Look for "Huỳnh" in each line of the entries, and return the matching lines.

* begin Records *

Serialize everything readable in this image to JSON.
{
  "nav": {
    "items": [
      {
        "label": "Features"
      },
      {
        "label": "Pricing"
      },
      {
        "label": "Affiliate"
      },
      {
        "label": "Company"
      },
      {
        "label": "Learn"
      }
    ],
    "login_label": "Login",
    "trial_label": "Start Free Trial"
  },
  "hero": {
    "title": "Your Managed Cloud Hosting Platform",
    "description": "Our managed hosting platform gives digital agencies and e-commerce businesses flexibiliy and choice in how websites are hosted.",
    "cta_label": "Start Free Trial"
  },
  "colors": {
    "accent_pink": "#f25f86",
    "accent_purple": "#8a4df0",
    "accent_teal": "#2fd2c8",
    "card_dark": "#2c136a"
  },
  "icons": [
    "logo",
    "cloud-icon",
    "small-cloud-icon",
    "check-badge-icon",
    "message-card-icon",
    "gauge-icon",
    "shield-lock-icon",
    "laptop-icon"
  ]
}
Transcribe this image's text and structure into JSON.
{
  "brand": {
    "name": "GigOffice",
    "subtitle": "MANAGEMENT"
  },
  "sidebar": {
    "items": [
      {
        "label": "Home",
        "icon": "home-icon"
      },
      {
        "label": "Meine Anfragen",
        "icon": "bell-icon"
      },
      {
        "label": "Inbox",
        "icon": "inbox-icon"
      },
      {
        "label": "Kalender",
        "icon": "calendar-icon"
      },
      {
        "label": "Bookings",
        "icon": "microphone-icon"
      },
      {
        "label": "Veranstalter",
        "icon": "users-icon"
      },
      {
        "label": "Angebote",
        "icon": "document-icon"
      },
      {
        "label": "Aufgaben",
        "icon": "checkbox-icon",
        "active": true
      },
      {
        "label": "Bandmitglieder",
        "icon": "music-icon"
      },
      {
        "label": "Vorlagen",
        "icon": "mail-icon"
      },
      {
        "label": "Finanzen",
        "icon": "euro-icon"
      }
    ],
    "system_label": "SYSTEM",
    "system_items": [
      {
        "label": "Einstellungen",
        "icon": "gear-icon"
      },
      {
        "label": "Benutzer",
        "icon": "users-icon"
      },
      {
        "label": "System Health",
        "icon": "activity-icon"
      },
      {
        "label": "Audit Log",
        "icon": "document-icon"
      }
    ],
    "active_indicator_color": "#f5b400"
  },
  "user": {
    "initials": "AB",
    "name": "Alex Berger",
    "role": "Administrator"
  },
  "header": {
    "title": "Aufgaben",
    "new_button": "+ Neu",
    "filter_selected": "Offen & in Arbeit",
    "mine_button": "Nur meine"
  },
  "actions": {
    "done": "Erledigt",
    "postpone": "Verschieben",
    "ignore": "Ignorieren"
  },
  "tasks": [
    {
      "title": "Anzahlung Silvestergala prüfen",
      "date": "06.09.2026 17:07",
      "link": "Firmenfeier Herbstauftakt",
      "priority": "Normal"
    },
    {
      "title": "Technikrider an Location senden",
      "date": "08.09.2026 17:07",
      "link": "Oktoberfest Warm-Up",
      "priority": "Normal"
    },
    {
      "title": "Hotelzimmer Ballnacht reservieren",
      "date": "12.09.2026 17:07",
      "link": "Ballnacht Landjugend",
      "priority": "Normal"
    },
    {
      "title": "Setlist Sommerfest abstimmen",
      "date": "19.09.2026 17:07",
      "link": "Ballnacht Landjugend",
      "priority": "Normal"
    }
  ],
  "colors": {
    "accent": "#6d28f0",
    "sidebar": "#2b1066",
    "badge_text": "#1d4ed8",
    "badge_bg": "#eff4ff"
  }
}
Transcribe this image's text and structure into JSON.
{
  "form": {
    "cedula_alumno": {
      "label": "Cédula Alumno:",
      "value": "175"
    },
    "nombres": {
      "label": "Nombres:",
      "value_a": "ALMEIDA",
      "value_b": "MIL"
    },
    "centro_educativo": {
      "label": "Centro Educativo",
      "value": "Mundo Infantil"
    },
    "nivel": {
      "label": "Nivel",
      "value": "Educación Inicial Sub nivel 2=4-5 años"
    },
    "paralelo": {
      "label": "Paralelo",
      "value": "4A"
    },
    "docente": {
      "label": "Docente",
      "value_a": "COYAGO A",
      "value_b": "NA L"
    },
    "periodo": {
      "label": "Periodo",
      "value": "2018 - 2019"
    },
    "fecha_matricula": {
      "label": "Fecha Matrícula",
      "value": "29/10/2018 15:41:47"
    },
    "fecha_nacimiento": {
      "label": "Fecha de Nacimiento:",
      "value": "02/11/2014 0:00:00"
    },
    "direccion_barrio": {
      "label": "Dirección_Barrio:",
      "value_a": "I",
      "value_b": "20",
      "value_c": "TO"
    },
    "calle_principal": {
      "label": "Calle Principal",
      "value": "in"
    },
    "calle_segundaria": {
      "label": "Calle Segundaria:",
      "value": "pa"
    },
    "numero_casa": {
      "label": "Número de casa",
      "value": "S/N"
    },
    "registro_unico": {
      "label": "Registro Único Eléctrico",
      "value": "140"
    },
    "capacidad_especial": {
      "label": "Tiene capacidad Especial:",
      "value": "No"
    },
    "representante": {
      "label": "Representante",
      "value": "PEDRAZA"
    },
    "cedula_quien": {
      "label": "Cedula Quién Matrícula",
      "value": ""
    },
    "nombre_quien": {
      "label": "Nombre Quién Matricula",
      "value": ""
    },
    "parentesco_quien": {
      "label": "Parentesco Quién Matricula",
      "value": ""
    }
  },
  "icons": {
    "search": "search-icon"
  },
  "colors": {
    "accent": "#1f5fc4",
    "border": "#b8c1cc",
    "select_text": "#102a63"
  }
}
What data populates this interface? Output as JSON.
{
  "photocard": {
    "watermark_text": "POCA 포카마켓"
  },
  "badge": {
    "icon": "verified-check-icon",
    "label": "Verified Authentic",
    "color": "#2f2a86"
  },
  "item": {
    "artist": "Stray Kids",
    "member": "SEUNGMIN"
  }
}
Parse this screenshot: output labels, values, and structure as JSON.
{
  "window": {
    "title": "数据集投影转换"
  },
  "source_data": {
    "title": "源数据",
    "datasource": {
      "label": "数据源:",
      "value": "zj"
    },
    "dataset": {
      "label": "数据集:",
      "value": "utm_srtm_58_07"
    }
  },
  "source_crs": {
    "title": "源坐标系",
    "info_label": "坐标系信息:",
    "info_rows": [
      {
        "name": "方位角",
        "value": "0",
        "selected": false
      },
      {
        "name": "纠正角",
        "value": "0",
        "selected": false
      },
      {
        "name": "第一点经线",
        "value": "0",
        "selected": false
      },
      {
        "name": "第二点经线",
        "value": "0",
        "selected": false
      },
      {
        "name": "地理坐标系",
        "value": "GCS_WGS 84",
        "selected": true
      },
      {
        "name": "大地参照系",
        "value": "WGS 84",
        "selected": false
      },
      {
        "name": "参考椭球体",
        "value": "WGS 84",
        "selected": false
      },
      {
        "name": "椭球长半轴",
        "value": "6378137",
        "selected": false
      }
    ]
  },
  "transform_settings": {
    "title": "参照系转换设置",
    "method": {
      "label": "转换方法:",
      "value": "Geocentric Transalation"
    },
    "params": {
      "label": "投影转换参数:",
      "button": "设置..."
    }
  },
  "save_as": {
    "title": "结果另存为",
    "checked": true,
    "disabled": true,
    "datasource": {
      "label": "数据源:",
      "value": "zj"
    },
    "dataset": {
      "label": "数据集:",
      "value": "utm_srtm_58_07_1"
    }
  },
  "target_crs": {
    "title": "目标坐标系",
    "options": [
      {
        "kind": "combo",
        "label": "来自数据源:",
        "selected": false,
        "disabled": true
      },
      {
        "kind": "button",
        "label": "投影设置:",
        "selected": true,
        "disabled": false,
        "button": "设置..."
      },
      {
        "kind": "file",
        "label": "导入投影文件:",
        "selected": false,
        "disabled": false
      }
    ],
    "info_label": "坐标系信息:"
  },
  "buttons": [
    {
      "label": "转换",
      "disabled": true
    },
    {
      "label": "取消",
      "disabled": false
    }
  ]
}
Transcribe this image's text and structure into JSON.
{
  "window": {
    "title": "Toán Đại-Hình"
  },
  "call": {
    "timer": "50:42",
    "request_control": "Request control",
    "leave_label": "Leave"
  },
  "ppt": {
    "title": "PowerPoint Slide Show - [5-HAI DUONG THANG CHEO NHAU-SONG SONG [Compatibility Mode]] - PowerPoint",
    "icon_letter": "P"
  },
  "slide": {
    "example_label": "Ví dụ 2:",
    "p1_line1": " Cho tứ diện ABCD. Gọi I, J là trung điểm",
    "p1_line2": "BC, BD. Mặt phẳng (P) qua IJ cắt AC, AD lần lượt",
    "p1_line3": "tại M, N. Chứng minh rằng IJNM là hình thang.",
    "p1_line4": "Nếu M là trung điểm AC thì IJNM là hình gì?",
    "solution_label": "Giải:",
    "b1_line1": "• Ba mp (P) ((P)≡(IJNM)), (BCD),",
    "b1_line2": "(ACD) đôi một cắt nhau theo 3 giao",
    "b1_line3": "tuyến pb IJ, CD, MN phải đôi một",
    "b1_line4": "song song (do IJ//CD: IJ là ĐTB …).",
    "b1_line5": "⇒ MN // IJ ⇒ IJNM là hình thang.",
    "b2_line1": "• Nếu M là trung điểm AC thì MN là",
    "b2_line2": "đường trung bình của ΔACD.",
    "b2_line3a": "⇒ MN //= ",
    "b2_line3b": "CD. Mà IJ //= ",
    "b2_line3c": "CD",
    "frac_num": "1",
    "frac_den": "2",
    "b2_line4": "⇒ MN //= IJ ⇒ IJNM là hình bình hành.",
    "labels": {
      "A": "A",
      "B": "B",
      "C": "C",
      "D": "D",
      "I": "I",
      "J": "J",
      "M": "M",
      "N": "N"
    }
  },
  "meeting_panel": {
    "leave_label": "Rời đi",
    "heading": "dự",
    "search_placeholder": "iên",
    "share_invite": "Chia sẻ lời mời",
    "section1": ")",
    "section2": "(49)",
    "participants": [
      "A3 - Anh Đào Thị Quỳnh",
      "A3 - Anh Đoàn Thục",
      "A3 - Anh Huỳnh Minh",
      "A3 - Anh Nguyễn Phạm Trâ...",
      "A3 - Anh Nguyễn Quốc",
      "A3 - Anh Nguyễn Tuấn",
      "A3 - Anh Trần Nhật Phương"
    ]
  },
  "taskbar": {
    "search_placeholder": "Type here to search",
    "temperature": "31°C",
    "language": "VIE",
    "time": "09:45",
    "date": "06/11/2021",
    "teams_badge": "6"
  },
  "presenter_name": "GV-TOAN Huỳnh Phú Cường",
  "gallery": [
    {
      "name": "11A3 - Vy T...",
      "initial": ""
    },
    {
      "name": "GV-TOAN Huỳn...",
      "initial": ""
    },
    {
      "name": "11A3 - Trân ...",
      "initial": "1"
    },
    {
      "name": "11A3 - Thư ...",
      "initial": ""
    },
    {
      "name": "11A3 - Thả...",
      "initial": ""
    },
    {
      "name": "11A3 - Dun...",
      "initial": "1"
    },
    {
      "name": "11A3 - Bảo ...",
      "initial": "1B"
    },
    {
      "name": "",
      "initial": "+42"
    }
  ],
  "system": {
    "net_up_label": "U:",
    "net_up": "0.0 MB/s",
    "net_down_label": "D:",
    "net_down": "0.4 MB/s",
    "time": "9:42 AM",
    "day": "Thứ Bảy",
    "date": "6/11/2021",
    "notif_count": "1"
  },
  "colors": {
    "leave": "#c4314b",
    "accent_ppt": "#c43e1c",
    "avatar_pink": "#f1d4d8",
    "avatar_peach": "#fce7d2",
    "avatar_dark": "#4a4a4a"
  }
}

* end Records *

▶ _The output_:
      "A3 - Anh Huỳnh Minh",
  "presenter_name": "GV-TOAN Huỳnh Phú Cường",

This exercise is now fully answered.